> _SOURCE PASSAGE_:
____________
Studio album by Cotoba
- Released: April 29, 2022
- Genre: Math rock
- Length: 53:49
- Label: Mirrorball Music

Cotoba chronology
| Since the World Is About to End (2021) | 4pricøt (2022) |  |

= 4pricøt =

4pricøt (pronounced Apricot) is the debut studio album by South Korean math rock band Cotoba. The album was released on 29 April 2022.

== Background ==
Prior to its release the album, there was a member change in Cotoba: Marker and Euphemia left the band, and new members Sei and Minsuh joined the band. They interviewed Newsis about the album's name. "Cotoba appeared as a hard seed and sprouted, learning the language of the world, interacting with each other, and stretching out her stems. Thankfully, we received love and attention, and we were able to blossom because of it. The new album is like a fruit that bears with the love received in the world. We thought the fruit was like an apricot. That's why we named it Apricot."
____________
Dataset rows:
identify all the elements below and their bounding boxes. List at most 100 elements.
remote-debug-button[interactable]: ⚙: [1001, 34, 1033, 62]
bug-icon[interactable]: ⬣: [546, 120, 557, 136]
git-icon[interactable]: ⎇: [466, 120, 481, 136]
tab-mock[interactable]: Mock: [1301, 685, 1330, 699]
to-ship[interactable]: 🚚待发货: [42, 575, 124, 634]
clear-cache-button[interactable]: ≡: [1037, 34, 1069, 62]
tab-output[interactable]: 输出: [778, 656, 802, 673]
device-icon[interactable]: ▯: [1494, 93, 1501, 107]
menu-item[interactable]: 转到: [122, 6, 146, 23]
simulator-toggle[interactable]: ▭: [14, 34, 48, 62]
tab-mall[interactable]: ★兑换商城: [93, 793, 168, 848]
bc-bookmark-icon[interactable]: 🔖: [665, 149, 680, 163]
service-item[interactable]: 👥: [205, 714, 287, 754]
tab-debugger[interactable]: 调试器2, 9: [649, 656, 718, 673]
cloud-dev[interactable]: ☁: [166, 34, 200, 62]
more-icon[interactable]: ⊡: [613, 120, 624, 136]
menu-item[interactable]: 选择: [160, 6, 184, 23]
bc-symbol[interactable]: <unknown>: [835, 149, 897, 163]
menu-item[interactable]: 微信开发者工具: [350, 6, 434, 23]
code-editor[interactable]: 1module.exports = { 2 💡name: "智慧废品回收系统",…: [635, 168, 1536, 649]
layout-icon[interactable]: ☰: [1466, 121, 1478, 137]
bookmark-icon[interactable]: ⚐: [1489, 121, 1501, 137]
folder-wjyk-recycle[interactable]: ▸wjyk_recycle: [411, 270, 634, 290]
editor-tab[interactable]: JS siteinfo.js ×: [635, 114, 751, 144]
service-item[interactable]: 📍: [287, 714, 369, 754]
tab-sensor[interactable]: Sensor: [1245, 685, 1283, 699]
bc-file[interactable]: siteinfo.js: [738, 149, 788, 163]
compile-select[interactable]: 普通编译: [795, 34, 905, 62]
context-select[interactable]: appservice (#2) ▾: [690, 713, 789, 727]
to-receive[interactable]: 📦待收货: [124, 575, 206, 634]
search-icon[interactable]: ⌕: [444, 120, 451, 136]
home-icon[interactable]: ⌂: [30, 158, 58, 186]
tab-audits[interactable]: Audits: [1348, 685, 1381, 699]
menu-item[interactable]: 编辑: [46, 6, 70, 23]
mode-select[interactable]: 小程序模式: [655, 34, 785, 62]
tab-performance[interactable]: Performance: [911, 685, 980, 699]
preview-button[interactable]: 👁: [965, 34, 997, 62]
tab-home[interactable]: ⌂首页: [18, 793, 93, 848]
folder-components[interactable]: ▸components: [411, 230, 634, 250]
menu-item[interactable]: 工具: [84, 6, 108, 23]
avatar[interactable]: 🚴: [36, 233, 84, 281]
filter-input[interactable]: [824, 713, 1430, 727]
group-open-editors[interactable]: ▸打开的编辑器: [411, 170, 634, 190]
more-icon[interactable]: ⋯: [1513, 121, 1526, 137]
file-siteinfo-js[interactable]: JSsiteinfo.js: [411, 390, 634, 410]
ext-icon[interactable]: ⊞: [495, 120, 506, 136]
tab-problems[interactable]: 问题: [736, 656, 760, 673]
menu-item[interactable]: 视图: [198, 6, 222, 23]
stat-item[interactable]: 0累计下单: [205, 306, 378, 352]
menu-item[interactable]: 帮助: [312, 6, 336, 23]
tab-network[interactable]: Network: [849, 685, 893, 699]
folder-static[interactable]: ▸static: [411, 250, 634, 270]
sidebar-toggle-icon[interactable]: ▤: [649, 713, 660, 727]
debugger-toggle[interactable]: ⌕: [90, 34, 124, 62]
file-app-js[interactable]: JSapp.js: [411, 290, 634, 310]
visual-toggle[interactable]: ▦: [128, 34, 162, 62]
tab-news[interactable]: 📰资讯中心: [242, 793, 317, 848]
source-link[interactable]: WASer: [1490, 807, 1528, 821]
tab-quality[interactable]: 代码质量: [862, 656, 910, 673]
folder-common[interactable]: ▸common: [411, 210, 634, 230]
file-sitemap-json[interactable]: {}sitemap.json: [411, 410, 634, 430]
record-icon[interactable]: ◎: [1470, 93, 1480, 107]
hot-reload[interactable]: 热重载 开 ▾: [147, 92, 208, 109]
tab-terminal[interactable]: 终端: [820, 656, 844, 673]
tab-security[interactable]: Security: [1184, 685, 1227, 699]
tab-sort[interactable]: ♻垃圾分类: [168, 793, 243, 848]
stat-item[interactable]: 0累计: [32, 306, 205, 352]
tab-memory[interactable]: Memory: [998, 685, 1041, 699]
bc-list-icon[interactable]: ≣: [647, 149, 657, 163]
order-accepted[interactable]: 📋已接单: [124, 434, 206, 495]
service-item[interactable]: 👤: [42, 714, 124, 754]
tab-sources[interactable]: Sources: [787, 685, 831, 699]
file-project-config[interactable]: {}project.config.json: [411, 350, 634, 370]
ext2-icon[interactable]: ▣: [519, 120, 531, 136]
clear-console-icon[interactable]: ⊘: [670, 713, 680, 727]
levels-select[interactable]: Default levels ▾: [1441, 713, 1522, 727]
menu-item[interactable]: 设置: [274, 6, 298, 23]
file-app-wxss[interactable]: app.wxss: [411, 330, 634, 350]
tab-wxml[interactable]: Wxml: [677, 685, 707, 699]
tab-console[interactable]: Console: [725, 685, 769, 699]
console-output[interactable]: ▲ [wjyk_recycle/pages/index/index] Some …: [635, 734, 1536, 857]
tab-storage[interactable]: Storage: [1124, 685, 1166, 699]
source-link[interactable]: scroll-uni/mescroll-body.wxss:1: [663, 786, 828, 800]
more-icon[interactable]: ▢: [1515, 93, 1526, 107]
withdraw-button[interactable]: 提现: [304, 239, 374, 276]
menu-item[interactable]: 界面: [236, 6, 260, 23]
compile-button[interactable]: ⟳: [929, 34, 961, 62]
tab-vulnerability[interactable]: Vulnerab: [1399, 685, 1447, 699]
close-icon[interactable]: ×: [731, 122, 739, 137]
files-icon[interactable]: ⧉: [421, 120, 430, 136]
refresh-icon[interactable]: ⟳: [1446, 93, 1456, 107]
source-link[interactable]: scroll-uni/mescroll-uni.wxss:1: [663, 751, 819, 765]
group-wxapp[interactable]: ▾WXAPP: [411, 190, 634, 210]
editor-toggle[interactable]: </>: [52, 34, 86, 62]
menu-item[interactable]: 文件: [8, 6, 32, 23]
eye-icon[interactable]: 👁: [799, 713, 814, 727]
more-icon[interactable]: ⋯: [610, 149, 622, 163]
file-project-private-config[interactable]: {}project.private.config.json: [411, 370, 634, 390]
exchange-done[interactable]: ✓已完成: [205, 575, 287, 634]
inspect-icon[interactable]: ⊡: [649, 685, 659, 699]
____________
> _REQUEST A_: According to the 4pricøt article, which two new members joined Cotoba before the album came out?
> _REQUEST B_: Output the passage of the 4pricøt article that opens with the words containing "Cotoba chronology" and closes with "29 April 2022.".
> _REQUEST C_: Check each statement against the 4pricøt article and answer yes or no, quoting the deciding words: (i) The album was released on the Mirrorball Music label. (ii) Marker joined Cotoba before the album's release. (iii) 4pricøt is Cotoba's second studio album.
The items stand apart from the 4pricøt article as separate material.

> _PROBLEM SOLUTION A_: Sei and Minsuh.

> _PROBLEM SOLUTION B_:
Cotoba chronology
| Since the World Is About to End (2021) | 4pricøt (2022) |  |

= 4pricøt =

4pricøt (pronounced Apricot) is the debut studio album by South Korean math rock band Cotoba. The album was released on 29 April 2022.

> _PROBLEM SOLUTION C_:
(i) Yes: "Label: Mirrorball Music"
(ii) No: "Marker and Euphemia left the band"
(iii) No: "is the debut studio album by South Korean math rock band Cotoba"